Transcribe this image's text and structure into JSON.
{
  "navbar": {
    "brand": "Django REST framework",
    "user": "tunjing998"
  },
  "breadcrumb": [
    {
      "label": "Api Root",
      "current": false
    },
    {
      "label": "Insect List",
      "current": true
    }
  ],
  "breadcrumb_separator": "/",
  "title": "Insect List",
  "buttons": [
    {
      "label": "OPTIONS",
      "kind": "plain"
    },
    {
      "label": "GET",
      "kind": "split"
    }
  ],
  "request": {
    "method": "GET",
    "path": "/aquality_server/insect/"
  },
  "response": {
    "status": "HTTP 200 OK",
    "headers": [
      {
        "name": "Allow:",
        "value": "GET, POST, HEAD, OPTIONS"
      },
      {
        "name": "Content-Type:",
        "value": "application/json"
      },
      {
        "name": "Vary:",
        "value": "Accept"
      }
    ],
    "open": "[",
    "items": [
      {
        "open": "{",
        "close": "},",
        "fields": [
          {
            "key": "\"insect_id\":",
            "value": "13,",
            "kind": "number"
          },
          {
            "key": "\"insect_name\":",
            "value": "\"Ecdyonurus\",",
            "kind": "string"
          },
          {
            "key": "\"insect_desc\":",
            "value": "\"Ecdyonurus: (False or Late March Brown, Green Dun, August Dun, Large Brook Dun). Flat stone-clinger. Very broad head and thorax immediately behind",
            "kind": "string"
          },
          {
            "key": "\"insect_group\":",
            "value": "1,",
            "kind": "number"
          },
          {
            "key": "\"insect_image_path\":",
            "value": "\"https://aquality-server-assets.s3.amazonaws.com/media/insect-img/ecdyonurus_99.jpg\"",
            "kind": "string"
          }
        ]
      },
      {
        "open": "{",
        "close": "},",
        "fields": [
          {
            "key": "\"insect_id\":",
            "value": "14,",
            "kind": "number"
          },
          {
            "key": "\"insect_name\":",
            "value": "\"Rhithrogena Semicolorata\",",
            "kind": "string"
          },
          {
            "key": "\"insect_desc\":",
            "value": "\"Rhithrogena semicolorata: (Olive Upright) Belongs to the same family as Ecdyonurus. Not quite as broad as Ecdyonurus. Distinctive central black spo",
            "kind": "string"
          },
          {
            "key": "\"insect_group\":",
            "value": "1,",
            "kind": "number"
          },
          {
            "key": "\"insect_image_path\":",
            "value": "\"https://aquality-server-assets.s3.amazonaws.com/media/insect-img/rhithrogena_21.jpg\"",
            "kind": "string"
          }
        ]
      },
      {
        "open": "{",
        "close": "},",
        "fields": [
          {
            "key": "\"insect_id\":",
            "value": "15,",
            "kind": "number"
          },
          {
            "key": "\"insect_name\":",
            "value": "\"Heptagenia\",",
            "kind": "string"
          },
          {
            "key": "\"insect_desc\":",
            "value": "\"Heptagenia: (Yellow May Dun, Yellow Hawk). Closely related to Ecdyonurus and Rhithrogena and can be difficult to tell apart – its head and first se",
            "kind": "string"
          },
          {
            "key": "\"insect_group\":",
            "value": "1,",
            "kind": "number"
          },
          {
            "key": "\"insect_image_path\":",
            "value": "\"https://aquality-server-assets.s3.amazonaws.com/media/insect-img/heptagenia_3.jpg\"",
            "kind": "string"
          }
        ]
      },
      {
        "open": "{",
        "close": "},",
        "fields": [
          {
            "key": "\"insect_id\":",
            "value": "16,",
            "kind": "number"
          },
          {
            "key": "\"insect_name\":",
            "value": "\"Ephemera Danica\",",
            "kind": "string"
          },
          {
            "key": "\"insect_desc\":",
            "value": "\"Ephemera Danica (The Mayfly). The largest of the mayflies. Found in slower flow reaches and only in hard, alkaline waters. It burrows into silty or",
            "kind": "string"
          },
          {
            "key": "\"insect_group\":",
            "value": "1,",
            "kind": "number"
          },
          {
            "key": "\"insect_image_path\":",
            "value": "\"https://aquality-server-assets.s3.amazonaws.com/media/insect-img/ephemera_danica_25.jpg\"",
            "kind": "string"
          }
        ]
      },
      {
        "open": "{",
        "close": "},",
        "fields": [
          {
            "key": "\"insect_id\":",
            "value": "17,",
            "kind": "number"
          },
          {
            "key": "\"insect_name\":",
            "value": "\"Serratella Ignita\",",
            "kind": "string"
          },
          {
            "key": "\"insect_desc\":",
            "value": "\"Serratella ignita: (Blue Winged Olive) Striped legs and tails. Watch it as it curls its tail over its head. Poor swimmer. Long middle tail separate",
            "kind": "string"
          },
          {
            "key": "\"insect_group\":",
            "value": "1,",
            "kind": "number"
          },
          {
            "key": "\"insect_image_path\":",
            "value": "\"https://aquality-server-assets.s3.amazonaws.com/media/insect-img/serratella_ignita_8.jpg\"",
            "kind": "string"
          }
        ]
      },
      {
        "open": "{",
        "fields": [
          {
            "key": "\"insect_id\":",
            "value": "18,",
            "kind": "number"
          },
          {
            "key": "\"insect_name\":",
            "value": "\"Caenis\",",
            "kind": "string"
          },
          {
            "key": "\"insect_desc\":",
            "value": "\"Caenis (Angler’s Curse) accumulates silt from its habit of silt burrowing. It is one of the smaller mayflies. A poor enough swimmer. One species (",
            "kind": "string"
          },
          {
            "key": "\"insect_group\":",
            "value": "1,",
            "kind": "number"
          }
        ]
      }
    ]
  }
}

- - -

Description of the task:
The listing above should be transcribed in full, exactly as written.

Solution to this problem:
Transcribe this image's text and structure into JSON.
{
  "navbar": {
    "brand": "Django REST framework",
    "user": "tunjing998"
  },
  "breadcrumb": [
    {
      "label": "Api Root",
      "current": false
    },
    {
      "label": "Insect List",
      "current": true
    }
  ],
  "breadcrumb_separator": "/",
  "title": "Insect List",
  "buttons": [
    {
      "label": "OPTIONS",
      "kind": "plain"
    },
    {
      "label": "GET",
      "kind": "split"
    }
  ],
  "request": {
    "method": "GET",
    "path": "/aquality_server/insect/"
  },
  "response": {
    "status": "HTTP 200 OK",
    "headers": [
      {
        "name": "Allow:",
        "value": "GET, POST, HEAD, OPTIONS"
      },
      {
        "name": "Content-Type:",
        "value": "application/json"
      },
      {
        "name": "Vary:",
        "value": "Accept"
      }
    ],
    "open": "[",
    "items": [
      {
        "open": "{",
        "close": "},",
        "fields": [
          {
            "key": "\"insect_id\":",
            "value": "13,",
            "kind": "number"
          },
          {
            "key": "\"insect_name\":",
            "value": "\"Ecdyonurus\",",
            "kind": "string"
          },
          {
            "key": "\"insect_desc\":",
            "value": "\"Ecdyonurus: (False or Late March Brown, Green Dun, August Dun, Large Brook Dun). Flat stone-clinger. Very broad head and thorax immediately behind",
            "kind": "string"
          },
          {
            "key": "\"insect_group\":",
            "value": "1,",
            "kind": "number"
          },
          {
            "key": "\"insect_image_path\":",
            "value": "\"https://aquality-server-assets.s3.amazonaws.com/media/insect-img/ecdyonurus_99.jpg\"",
            "kind": "string"
          }
        ]
      },
      {
        "open": "{",
        "close": "},",
        "fields": [
          {
            "key": "\"insect_id\":",
            "value": "14,",
            "kind": "number"
          },
          {
            "key": "\"insect_name\":",
            "value": "\"Rhithrogena Semicolorata\",",
            "kind": "string"
          },
          {
            "key": "\"insect_desc\":",
            "value": "\"Rhithrogena semicolorata: (Olive Upright) Belongs to the same family as Ecdyonurus. Not quite as broad as Ecdyonurus. Distinctive central black spo",
            "kind": "string"
          },
          {
            "key": "\"insect_group\":",
            "value": "1,",
            "kind": "number"
          },
          {
            "key": "\"insect_image_path\":",
            "value": "\"https://aquality-server-assets.s3.amazonaws.com/media/insect-img/rhithrogena_21.jpg\"",
            "kind": "string"
          }
        ]
      },
      {
        "open": "{",
        "close": "},",
        "fields": [
          {
            "key": "\"insect_id\":",
            "value": "15,",
            "kind": "number"
          },
          {
            "key": "\"insect_name\":",
            "value": "\"Heptagenia\",",
            "kind": "string"
          },
          {
            "key": "\"insect_desc\":",
            "value": "\"Heptagenia: (Yellow May Dun, Yellow Hawk). Closely related to Ecdyonurus and Rhithrogena and can be difficult to tell apart – its head and first se",
            "kind": "string"
          },
          {
            "key": "\"insect_group\":",
            "value": "1,",
            "kind": "number"
          },
          {
            "key": "\"insect_image_path\":",
            "value": "\"https://aquality-server-assets.s3.amazonaws.com/media/insect-img/heptagenia_3.jpg\"",
            "kind": "string"
          }
        ]
      },
      {
        "open": "{",
        "close": "},",
        "fields": [
          {
            "key": "\"insect_id\":",
            "value": "16,",
            "kind": "number"
          },
          {
            "key": "\"insect_name\":",
            "value": "\"Ephemera Danica\",",
            "kind": "string"
          },
          {
            "key": "\"insect_desc\":",
            "value": "\"Ephemera Danica (The Mayfly). The largest of the mayflies. Found in slower flow reaches and only in hard, alkaline waters. It burrows into silty or",
            "kind": "string"
          },
          {
            "key": "\"insect_group\":",
            "value": "1,",
            "kind": "number"
          },
          {
            "key": "\"insect_image_path\":",
            "value": "\"https://aquality-server-assets.s3.amazonaws.com/media/insect-img/ephemera_danica_25.jpg\"",
            "kind": "string"
          }
        ]
      },
      {
        "open": "{",
        "close": "},",
        "fields": [
          {
            "key": "\"insect_id\":",
            "value": "17,",
            "kind": "number"
          },
          {
            "key": "\"insect_name\":",
            "value": "\"Serratella Ignita\",",
            "kind": "string"
          },
          {
            "key": "\"insect_desc\":",
            "value": "\"Serratella ignita: (Blue Winged Olive) Striped legs and tails. Watch it as it curls its tail over its head. Poor swimmer. Long middle tail separate",
            "kind": "string"
          },
          {
            "key": "\"insect_group\":",
            "value": "1,",
            "kind": "number"
          },
          {
            "key": "\"insect_image_path\":",
            "value": "\"https://aquality-server-assets.s3.amazonaws.com/media/insect-img/serratella_ignita_8.jpg\"",
            "kind": "string"
          }
        ]
      },
      {
        "open": "{",
        "fields": [
          {
            "key": "\"insect_id\":",
            "value": "18,",
            "kind": "number"
          },
          {
            "key": "\"insect_name\":",
            "value": "\"Caenis\",",
            "kind": "string"
          },
          {
            "key": "\"insect_desc\":",
            "value": "\"Caenis (Angler’s Curse) accumulates silt from its habit of silt burrowing. It is one of the smaller mayflies. A poor enough swimmer. One species (",
            "kind": "string"
          },
          {
            "key": "\"insect_group\":",
            "value": "1,",
            "kind": "number"
          }
        ]
      }
    ]
  }
}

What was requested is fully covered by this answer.